- [Records supplied]:
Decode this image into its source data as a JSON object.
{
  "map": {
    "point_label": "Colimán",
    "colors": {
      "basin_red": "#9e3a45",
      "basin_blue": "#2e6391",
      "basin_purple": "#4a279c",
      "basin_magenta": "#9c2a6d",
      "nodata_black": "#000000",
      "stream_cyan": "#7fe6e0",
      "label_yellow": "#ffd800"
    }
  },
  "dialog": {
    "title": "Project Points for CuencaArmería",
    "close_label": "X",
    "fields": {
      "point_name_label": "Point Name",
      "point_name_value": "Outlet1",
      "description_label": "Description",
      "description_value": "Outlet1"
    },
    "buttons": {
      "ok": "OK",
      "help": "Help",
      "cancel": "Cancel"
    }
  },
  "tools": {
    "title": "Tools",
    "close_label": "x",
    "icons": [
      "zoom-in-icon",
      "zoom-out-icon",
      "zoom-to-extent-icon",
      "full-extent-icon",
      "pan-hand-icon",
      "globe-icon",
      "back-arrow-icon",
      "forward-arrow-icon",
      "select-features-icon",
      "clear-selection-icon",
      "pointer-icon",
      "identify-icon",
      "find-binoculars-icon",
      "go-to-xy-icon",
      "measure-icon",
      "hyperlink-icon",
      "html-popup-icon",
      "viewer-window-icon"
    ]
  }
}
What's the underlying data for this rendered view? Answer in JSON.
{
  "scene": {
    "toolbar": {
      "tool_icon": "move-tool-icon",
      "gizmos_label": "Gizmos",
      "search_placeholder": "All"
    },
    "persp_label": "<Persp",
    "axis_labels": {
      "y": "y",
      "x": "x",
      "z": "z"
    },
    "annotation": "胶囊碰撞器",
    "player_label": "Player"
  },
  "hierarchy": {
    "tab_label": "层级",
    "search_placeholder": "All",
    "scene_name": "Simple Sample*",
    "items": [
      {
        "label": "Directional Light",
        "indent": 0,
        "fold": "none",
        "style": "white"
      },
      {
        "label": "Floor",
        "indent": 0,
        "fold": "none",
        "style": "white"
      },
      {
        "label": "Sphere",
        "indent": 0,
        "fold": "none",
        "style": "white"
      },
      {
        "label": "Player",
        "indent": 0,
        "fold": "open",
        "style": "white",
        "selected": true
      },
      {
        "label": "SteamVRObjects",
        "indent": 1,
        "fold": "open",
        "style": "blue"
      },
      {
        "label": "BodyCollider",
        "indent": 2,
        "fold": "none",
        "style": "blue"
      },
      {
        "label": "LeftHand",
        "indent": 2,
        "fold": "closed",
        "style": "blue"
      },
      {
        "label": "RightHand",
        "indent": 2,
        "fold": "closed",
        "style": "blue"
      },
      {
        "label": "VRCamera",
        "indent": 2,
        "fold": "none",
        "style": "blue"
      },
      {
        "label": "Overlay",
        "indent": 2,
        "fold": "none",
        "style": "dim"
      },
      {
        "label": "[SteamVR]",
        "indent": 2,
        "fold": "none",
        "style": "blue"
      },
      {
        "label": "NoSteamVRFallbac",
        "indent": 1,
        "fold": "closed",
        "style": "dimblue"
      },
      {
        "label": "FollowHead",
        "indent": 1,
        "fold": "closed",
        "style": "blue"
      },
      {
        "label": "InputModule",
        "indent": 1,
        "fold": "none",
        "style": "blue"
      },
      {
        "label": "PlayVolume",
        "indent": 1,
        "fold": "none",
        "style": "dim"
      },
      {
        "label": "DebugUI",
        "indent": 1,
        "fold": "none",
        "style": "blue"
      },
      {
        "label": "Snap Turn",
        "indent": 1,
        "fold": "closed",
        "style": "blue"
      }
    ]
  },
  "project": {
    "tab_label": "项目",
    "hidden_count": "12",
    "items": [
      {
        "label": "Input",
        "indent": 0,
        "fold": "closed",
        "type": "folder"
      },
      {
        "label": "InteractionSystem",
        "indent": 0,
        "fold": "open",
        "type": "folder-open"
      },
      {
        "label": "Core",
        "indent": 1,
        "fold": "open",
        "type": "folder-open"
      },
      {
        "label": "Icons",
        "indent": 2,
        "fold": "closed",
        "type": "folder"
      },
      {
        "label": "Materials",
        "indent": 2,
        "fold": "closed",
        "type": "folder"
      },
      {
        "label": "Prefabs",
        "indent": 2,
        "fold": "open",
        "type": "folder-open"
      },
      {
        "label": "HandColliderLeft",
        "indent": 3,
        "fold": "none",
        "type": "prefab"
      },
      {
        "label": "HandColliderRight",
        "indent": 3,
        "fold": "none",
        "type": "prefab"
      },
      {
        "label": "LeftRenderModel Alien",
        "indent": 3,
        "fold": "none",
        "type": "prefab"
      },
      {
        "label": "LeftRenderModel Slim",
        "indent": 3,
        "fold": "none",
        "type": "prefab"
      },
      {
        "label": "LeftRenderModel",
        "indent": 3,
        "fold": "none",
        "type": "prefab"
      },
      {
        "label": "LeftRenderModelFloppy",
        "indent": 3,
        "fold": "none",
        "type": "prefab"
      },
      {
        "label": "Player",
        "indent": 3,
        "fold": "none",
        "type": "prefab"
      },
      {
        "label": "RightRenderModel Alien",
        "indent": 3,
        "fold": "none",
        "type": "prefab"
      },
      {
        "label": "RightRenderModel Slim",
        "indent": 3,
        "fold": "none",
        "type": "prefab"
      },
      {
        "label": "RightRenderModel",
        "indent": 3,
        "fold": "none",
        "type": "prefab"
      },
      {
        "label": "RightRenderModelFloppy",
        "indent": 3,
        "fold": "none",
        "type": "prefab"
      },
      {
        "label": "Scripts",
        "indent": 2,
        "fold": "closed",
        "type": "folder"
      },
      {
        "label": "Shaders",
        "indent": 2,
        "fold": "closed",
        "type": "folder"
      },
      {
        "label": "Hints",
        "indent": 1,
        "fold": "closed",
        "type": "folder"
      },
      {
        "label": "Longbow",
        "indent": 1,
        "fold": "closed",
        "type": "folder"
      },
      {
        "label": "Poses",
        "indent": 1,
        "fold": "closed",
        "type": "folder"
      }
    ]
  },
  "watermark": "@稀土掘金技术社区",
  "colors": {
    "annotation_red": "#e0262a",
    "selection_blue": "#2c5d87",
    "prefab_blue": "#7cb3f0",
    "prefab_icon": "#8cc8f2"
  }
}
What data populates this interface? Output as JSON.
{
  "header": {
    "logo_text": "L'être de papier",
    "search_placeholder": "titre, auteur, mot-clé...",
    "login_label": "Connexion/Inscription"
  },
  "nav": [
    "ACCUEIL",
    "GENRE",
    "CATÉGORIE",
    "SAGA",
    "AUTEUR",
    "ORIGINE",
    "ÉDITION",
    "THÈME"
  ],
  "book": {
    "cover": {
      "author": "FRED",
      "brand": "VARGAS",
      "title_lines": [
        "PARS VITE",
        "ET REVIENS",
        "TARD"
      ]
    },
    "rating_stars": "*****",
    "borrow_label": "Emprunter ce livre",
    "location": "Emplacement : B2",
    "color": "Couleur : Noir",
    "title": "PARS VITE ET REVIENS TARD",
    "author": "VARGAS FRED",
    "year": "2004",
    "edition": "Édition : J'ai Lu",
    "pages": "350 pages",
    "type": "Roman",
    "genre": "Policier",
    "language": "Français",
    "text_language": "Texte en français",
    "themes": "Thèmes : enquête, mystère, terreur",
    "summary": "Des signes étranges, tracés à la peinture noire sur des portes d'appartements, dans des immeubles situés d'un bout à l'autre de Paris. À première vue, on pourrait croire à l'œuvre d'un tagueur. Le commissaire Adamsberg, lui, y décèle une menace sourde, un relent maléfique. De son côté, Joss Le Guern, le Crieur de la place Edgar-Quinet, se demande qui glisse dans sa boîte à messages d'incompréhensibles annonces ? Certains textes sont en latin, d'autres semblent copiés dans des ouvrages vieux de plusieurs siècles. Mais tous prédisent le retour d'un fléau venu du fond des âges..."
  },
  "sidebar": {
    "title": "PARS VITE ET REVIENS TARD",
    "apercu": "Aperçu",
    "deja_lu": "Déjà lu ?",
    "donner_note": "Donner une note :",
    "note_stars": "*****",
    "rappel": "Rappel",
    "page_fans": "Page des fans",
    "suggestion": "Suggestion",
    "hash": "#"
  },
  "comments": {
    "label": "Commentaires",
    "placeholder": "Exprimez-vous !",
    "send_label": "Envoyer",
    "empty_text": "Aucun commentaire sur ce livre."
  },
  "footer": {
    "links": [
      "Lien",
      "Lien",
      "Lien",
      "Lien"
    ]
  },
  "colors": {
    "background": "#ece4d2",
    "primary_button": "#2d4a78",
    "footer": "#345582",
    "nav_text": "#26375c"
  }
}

- [Stated problem]:
Using the entries above, return each line in which the word "What" occurs.

- [Response to this exercise]:
What's the underlying data for this rendered view? Answer in JSON.
What data populates this interface? Output as JSON.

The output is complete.